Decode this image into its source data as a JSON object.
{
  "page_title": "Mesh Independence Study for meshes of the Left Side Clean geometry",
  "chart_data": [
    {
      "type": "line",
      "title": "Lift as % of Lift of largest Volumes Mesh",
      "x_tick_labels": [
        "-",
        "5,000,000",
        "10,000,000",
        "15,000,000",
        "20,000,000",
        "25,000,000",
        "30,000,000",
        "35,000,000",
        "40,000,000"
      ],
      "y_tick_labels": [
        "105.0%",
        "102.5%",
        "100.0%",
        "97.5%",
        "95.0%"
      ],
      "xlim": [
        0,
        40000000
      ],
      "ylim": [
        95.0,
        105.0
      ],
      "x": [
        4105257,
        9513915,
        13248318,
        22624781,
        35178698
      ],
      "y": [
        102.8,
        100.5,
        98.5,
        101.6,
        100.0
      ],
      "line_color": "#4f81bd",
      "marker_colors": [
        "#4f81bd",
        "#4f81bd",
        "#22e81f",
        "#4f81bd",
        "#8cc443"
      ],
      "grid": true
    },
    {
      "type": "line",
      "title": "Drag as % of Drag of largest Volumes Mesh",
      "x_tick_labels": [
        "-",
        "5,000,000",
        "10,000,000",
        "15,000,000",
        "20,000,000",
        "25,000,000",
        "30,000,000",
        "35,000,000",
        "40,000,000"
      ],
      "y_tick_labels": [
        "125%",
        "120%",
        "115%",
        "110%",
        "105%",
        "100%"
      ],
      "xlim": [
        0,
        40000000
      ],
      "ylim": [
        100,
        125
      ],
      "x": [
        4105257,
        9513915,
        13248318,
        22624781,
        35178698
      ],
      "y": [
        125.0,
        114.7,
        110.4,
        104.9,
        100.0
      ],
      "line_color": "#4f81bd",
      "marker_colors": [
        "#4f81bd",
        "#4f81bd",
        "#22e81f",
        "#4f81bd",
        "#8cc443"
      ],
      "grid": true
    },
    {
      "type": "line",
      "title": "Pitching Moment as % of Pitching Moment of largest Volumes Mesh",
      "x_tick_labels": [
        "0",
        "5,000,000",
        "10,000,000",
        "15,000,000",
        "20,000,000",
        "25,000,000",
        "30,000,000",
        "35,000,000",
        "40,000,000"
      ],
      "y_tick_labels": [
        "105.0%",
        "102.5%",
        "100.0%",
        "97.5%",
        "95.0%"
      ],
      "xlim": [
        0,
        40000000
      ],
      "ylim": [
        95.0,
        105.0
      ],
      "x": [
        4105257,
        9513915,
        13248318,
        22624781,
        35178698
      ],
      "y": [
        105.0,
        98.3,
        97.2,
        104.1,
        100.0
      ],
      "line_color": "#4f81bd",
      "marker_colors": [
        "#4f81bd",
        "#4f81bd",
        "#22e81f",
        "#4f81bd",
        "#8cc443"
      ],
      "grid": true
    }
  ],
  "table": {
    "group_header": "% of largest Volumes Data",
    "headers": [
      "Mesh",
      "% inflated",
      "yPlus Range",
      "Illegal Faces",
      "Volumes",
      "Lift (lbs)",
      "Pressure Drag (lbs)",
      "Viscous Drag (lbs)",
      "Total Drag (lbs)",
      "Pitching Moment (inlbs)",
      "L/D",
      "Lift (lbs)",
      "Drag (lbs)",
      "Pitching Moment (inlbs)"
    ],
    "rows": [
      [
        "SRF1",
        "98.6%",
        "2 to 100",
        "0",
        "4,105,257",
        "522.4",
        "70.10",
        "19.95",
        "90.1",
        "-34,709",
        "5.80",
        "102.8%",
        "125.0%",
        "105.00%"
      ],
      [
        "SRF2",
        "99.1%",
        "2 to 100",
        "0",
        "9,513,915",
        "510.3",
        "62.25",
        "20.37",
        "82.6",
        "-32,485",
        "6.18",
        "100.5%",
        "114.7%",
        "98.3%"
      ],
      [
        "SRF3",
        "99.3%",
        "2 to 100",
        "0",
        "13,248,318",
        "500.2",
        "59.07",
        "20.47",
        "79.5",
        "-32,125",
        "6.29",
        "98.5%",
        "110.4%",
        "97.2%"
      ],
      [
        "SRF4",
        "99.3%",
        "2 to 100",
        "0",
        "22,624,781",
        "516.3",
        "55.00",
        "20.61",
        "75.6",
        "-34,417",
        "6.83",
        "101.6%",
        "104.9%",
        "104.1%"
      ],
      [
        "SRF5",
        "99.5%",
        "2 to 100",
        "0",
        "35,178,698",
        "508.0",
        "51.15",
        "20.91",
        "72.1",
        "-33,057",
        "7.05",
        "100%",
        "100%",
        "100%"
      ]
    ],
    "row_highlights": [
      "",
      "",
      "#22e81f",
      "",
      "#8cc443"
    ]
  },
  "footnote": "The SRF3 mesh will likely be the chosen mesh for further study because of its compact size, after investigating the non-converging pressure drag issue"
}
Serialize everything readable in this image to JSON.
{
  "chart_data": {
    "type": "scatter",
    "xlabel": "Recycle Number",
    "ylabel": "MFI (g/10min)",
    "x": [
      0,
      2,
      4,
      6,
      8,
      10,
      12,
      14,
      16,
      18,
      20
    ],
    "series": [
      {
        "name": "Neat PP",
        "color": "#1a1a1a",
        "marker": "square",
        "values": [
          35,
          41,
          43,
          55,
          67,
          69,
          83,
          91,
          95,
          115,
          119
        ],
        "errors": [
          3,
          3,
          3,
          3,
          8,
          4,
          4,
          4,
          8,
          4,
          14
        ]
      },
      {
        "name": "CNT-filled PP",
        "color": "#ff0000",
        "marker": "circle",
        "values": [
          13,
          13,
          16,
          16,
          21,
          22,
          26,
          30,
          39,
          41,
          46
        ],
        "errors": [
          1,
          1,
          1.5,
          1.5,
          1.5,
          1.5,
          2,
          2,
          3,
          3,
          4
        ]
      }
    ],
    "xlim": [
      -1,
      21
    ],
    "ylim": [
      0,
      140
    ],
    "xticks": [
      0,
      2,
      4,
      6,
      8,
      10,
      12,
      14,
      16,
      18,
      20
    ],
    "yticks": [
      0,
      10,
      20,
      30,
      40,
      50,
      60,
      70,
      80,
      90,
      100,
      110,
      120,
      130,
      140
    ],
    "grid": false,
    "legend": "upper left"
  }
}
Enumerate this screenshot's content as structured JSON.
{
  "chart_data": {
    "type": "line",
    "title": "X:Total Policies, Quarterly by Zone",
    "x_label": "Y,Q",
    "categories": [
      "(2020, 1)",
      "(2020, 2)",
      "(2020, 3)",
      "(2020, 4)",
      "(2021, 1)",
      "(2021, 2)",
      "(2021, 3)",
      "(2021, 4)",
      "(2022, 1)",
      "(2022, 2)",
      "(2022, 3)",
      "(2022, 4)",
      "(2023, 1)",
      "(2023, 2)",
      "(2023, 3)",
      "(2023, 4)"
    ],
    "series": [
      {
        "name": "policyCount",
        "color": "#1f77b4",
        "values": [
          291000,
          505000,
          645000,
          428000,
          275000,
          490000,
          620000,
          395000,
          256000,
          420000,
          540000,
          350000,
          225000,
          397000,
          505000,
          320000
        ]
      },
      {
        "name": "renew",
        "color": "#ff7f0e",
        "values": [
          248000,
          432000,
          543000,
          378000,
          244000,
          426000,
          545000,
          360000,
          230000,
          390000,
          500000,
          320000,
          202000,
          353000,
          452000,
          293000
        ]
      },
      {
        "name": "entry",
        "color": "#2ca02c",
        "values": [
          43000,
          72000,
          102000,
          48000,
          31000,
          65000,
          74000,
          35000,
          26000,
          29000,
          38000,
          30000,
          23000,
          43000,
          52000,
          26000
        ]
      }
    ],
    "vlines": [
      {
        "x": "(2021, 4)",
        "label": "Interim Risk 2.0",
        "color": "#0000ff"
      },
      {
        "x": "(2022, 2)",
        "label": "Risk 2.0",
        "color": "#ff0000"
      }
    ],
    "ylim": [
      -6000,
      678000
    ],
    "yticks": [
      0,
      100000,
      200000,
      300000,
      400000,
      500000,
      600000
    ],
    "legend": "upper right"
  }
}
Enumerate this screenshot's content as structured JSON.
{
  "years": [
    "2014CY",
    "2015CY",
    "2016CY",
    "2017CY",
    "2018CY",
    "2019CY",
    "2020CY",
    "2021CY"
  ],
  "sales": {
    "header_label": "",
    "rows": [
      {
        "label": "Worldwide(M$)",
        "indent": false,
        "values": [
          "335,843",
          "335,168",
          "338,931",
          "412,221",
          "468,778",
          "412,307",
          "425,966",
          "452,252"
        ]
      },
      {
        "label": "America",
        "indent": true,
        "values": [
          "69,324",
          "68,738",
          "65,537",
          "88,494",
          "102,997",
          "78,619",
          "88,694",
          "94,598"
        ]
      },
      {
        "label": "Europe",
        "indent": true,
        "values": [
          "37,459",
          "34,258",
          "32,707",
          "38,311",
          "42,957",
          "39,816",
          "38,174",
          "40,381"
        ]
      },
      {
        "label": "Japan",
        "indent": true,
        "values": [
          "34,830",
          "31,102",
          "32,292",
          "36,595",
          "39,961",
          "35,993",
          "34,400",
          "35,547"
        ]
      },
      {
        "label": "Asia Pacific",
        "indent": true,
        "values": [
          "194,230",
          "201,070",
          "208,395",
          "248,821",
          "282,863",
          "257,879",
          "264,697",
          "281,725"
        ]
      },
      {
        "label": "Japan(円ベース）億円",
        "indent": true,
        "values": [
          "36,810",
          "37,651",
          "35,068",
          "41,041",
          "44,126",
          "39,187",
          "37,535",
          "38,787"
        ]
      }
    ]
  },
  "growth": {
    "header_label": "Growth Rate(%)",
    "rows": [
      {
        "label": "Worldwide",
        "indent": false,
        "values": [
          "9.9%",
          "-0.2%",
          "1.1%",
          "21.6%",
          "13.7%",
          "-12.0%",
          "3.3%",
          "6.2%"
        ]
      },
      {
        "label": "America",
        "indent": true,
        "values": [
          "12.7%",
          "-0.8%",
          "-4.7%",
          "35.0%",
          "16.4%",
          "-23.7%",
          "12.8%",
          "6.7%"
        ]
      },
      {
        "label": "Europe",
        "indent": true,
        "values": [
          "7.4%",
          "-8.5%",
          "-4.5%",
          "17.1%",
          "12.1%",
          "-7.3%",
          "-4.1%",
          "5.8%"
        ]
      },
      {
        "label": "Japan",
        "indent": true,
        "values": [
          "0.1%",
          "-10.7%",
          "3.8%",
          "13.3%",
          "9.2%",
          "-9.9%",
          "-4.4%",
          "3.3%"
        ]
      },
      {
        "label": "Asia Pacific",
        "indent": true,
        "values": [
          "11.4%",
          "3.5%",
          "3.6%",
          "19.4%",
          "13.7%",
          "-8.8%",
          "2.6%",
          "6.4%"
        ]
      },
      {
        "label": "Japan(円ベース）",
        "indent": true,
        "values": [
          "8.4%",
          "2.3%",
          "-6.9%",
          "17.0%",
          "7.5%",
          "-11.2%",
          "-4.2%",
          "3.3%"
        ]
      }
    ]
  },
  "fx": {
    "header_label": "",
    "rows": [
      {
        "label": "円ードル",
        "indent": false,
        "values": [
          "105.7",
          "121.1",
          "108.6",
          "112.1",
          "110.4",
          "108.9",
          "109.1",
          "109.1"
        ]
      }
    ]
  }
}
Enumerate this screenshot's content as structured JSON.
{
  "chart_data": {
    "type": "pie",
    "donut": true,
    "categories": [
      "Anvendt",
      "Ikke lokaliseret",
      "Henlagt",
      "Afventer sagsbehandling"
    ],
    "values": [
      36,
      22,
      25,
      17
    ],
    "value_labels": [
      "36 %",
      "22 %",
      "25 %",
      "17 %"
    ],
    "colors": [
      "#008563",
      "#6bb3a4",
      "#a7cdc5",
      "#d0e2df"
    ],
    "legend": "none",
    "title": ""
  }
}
○ ○ ○ ○
DO THIS. Check each line in the records for the word "upper" and say how many have it, with nothing else.

RESPONSE TO THIS EXERCISE. 2